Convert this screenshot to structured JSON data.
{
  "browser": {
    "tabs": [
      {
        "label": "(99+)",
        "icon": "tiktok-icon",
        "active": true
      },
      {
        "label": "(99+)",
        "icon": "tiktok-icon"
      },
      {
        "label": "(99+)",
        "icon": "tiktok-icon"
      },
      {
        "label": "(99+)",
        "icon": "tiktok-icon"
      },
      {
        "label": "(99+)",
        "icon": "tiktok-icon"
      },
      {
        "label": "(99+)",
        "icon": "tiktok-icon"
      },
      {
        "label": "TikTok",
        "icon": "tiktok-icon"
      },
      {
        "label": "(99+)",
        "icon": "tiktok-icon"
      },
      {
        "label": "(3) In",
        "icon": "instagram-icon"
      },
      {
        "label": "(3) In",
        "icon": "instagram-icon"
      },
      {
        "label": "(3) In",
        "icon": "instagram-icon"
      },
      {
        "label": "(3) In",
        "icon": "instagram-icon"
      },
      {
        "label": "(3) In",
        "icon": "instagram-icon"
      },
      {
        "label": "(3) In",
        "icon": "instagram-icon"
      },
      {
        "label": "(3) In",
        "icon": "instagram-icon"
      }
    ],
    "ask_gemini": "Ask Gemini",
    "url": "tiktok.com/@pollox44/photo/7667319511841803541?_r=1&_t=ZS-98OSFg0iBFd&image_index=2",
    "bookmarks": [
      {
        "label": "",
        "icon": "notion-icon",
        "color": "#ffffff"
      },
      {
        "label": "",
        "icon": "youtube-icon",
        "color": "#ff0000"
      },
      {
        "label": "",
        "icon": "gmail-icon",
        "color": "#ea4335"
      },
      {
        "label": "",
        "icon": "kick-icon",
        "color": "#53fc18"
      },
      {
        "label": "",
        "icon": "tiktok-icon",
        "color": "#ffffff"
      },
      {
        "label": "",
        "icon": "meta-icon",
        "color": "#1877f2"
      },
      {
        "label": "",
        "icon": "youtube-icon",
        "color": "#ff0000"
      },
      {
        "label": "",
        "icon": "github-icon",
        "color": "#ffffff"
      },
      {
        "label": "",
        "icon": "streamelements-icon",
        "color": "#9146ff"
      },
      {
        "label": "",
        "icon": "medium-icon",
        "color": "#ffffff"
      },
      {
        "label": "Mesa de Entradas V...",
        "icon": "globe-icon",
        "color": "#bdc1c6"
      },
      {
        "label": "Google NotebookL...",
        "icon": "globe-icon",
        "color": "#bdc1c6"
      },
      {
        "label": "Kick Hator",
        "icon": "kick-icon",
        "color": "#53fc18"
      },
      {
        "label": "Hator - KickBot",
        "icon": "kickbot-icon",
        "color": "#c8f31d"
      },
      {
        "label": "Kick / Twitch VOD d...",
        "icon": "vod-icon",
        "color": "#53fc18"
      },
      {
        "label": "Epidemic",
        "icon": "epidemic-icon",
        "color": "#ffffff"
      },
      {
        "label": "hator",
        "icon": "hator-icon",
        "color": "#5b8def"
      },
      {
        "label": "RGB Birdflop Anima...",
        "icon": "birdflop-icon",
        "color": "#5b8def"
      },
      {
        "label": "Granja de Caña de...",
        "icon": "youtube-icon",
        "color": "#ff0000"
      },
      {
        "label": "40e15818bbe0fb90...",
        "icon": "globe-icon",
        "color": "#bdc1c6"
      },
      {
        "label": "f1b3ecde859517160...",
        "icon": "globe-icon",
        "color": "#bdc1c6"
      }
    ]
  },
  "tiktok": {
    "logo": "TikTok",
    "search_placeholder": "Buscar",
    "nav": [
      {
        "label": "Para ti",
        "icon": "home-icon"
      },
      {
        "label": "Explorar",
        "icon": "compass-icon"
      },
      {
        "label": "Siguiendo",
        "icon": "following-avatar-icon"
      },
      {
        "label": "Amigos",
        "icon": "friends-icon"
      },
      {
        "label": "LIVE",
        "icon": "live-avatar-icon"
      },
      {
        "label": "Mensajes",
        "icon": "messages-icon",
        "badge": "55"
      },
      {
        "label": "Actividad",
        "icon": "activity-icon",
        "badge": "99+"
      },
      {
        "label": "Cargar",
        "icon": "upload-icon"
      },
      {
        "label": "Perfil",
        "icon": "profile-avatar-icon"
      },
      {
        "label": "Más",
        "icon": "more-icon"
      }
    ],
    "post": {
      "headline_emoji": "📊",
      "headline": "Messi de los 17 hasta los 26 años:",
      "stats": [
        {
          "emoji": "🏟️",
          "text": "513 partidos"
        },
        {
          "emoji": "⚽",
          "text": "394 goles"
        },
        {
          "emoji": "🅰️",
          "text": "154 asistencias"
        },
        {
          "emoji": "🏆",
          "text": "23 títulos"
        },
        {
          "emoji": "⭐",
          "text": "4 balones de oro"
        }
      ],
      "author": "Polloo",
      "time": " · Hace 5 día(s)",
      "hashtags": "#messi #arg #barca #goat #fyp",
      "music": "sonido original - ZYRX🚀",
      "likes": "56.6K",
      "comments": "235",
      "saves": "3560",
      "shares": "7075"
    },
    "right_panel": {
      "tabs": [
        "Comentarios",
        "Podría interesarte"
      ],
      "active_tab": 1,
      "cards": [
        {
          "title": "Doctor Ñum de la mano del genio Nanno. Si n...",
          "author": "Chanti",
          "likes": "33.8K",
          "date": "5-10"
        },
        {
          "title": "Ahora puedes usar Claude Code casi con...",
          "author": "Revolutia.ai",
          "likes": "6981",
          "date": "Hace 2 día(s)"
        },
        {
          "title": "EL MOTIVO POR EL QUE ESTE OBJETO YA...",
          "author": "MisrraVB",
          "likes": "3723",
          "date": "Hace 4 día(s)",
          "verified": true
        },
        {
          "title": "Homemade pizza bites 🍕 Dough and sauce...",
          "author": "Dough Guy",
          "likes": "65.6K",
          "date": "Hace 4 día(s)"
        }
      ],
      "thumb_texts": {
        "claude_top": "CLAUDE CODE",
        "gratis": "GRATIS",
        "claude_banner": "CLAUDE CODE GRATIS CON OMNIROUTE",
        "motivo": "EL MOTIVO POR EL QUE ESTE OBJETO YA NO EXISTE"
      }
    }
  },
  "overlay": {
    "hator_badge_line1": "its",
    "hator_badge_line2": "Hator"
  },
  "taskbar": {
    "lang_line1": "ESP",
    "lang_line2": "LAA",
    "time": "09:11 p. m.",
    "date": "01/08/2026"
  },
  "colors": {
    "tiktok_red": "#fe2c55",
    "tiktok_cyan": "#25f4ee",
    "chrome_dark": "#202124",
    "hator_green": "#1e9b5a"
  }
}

◆ ◆ ◆

### Given instruction
Return each line with "Hace".

### Complete response
      "time": " · Hace 5 día(s)",
          "date": "Hace 2 día(s)"
          "date": "Hace 4 día(s)",
          "date": "Hace 4 día(s)"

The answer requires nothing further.